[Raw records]
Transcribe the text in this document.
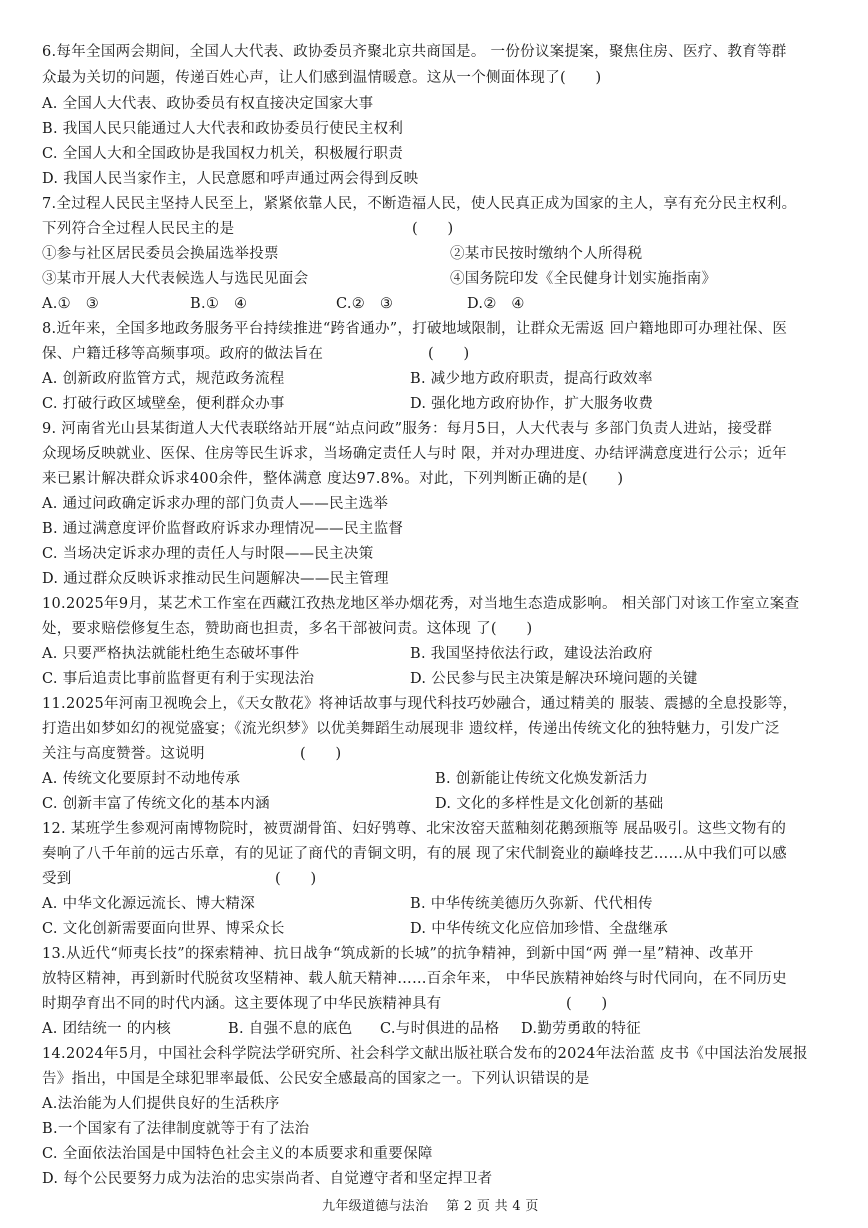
6.每年全国两会期间，全国人大代表、政协委员齐聚北京共商国是。 一份份议案提案，聚焦住房、医疗、教育等群
众最为关切的问题，传递百姓心声，让人们感到温情暖意。这从一个侧面体现了(　　)
A. 全国人大代表、政协委员有权直接决定国家大事
B. 我国人民只能通过人大代表和政协委员行使民主权利
C. 全国人大和全国政协是我国权力机关，积极履行职责
D. 我国人民当家作主，人民意愿和呼声通过两会得到反映
7.全过程人民民主坚持人民至上，紧紧依靠人民，不断造福人民，使人民真正成为国家的主人，享有充分民主权利。
下列符合全过程人民民主的是	(　　)
①参与社区居民委员会换届选举投票	②某市民按时缴纳个人所得税
③某市开展人大代表候选人与选民见面会	④国务院印发《全民健身计划实施指南》
A.①　③	B.①　④	C.②　③	D.②　④
8.近年来，全国多地政务服务平台持续推进“跨省通办”，打破地域限制，让群众无需返 回户籍地即可办理社保、医
保、户籍迁移等高频事项。政府的做法旨在	(　　)
A. 创新政府监管方式，规范政务流程	B. 减少地方政府职责，提高行政效率
C. 打破行政区域壁垒，便利群众办事	D. 强化地方政府协作，扩大服务收费
9. 河南省光山县某街道人大代表联络站开展“站点问政”服务：每月5日，人大代表与 多部门负责人进站，接受群
众现场反映就业、医保、住房等民生诉求，当场确定责任人与时 限，并对办理进度、办结评满意度进行公示；近年
来已累计解决群众诉求400余件，整体满意 度达97.8%。对此，下列判断正确的是(　　)
A. 通过问政确定诉求办理的部门负责人——民主选举
B. 通过满意度评价监督政府诉求办理情况——民主监督
C. 当场决定诉求办理的责任人与时限——民主决策
D. 通过群众反映诉求推动民生问题解决——民主管理
10.2025年9月，某艺术工作室在西藏江孜热龙地区举办烟花秀，对当地生态造成影响。 相关部门对该工作室立案查
处，要求赔偿修复生态，赞助商也担责，多名干部被问责。这体现 了(　　)
A. 只要严格执法就能杜绝生态破坏事件	B. 我国坚持依法行政，建设法治政府
C. 事后追责比事前监督更有利于实现法治	D. 公民参与民主决策是解决环境问题的关键
11.2025年河南卫视晚会上，《天女散花》将神话故事与现代科技巧妙融合，通过精美的 服装、震撼的全息投影等，
打造出如梦如幻的视觉盛宴；《流光织梦》以优美舞蹈生动展现非 遗纹样，传递出传统文化的独特魅力，引发广泛
关注与高度赞誉。这说明	(　　)
A. 传统文化要原封不动地传承	B. 创新能让传统文化焕发新活力
C. 创新丰富了传统文化的基本内涵	D. 文化的多样性是文化创新的基础
12. 某班学生参观河南博物院时，被贾湖骨笛、妇好鸮尊、北宋汝窑天蓝釉刻花鹅颈瓶等 展品吸引。这些文物有的
奏响了八千年前的远古乐章，有的见证了商代的青铜文明，有的展 现了宋代制瓷业的巅峰技艺……从中我们可以感
受到	(　　)
A. 中华文化源远流长、博大精深	B. 中华传统美德历久弥新、代代相传
C. 文化创新需要面向世界、博采众长	D. 中华传统文化应倍加珍惜、全盘继承
13.从近代“师夷长技”的探索精神、抗日战争“筑成新的长城”的抗争精神，到新中国“两 弹一星”精神、改革开
放特区精神，再到新时代脱贫攻坚精神、载人航天精神……百余年来， 中华民族精神始终与时代同向，在不同历史
时期孕育出不同的时代内涵。这主要体现了中华民族精神具有	(　　)
A. 团结统一 的内核	B. 自强不息的底色 C.与时俱进的品格 D.勤劳勇敢的特征
14.2024年5月，中国社会科学院法学研究所、社会科学文献出版社联合发布的2024年法治蓝 皮书《中国法治发展报
告》指出，中国是全球犯罪率最低、公民安全感最高的国家之一。下列认识错误的是
A.法治能为人们提供良好的生活秩序
B.一个国家有了法律制度就等于有了法治
C. 全面依法治国是中国特色社会主义的本质要求和重要保障
D. 每个公民要努力成为法治的忠实崇尚者、自觉遵守者和坚定捍卫者
九年级道德与法治　 第 2 页 共 4 页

=== What you should do ===
Only the number is wanted: how many lines in the data include the string "全国人大代表"?

=== Task solution ===
2